Pick out every line with the word "title" and copy it.

+ + +

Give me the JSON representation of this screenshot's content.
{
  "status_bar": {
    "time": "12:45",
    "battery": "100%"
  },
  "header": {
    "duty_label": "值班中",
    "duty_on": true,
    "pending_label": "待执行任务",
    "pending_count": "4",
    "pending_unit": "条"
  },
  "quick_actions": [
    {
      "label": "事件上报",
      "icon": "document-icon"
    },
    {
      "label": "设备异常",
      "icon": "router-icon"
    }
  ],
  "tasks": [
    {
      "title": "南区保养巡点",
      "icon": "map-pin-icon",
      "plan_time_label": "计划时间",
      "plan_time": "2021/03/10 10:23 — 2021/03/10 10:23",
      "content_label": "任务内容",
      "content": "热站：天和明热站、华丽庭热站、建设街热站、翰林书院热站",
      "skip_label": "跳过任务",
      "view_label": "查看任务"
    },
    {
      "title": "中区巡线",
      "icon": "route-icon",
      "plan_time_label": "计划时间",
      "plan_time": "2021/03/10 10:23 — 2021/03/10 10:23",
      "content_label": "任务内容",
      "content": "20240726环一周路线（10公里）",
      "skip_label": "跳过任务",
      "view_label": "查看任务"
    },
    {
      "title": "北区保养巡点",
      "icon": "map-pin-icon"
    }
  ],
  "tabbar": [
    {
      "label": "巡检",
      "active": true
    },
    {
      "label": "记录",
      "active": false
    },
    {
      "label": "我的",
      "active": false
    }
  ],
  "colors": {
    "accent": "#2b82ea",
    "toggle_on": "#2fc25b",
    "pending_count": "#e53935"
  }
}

+ + +

* [Complete output]:
      "title": "南区保养巡点",
      "title": "中区巡线",
      "title": "北区保养巡点",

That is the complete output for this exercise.